To do
Work through the listing below and count the lines that hold "років". Answer with the number alone.

--- Entries ---

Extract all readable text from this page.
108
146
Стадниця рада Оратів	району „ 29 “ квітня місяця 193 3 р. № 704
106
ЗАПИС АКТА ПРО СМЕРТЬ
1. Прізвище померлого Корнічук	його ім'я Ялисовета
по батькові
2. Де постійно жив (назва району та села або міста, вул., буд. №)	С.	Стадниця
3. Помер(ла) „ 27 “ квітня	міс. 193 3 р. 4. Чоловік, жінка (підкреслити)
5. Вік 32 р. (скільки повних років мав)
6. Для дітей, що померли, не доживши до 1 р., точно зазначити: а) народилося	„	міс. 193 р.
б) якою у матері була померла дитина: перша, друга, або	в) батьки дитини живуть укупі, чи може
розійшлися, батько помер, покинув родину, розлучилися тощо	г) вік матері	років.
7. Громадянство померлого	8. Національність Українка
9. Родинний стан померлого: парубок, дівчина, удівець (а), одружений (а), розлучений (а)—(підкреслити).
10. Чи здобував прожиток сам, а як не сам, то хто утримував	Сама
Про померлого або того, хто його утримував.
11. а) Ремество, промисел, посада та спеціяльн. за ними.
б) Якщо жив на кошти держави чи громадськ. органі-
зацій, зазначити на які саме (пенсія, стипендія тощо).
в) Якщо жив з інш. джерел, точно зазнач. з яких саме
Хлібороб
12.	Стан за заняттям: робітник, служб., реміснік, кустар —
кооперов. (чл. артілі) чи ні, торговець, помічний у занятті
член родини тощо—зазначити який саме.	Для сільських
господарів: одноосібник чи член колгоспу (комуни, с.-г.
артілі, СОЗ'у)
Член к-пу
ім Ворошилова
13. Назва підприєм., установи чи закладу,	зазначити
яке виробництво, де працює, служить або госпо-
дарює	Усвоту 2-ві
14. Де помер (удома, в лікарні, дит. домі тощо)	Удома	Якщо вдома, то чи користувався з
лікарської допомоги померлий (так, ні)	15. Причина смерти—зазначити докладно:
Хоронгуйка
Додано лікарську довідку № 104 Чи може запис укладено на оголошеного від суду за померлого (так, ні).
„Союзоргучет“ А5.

---
--- Entries ---

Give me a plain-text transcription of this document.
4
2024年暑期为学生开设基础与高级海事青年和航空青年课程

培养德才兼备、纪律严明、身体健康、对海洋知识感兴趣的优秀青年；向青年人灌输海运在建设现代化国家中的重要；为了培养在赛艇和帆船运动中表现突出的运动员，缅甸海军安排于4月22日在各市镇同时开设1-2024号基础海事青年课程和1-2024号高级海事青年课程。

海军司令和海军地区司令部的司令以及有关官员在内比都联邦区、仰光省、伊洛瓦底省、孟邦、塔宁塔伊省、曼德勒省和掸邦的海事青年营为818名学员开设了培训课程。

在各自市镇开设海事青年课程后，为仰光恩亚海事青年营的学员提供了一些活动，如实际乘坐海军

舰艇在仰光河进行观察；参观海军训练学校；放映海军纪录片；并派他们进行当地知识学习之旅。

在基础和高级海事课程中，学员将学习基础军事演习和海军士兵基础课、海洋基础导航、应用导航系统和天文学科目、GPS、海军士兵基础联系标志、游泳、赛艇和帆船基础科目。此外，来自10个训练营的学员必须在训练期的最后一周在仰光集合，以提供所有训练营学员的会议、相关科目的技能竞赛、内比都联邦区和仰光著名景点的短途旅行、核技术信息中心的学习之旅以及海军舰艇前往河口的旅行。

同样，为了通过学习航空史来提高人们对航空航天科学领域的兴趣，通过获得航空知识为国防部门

---

Task output
2